● Instruction
Copy all of the records below verbatim.

● Extracted records
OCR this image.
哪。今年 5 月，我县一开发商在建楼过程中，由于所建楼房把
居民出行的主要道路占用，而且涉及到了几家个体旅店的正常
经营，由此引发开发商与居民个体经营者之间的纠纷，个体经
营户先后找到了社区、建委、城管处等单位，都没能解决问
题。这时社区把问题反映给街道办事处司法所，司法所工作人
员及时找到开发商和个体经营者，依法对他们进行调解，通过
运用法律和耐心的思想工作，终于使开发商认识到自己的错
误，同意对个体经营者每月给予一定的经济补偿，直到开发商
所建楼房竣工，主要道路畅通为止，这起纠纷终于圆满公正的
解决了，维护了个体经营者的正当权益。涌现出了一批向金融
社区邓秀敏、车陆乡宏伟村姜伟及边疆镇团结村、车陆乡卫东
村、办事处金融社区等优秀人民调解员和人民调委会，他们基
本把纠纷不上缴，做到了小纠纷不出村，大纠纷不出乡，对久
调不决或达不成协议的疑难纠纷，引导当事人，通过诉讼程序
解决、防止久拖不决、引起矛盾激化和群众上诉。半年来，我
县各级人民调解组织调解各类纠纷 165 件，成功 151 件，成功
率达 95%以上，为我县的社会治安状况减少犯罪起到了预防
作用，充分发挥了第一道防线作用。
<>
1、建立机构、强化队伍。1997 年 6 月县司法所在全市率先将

● Response below
OCR this image.
哪。今年 5 月，我县一开发商在建楼过程中，由于所建楼房把
居民出行的主要道路占用，而且涉及到了几家个体旅店的正常
经营，由此引发开发商与居民个体经营者之间的纠纷，个体经
营户先后找到了社区、建委、城管处等单位，都没能解决问
题。这时社区把问题反映给街道办事处司法所，司法所工作人
员及时找到开发商和个体经营者，依法对他们进行调解，通过
运用法律和耐心的思想工作，终于使开发商认识到自己的错
误，同意对个体经营者每月给予一定的经济补偿，直到开发商
所建楼房竣工，主要道路畅通为止，这起纠纷终于圆满公正的
解决了，维护了个体经营者的正当权益。涌现出了一批向金融
社区邓秀敏、车陆乡宏伟村姜伟及边疆镇团结村、车陆乡卫东
村、办事处金融社区等优秀人民调解员和人民调委会，他们基
本把纠纷不上缴，做到了小纠纷不出村，大纠纷不出乡，对久
调不决或达不成协议的疑难纠纷，引导当事人，通过诉讼程序
解决、防止久拖不决、引起矛盾激化和群众上诉。半年来，我
县各级人民调解组织调解各类纠纷 165 件，成功 151 件，成功
率达 95%以上，为我县的社会治安状况减少犯罪起到了预防
作用，充分发挥了第一道防线作用。
<>
1、建立机构、强化队伍。1997 年 6 月县司法所在全市率先将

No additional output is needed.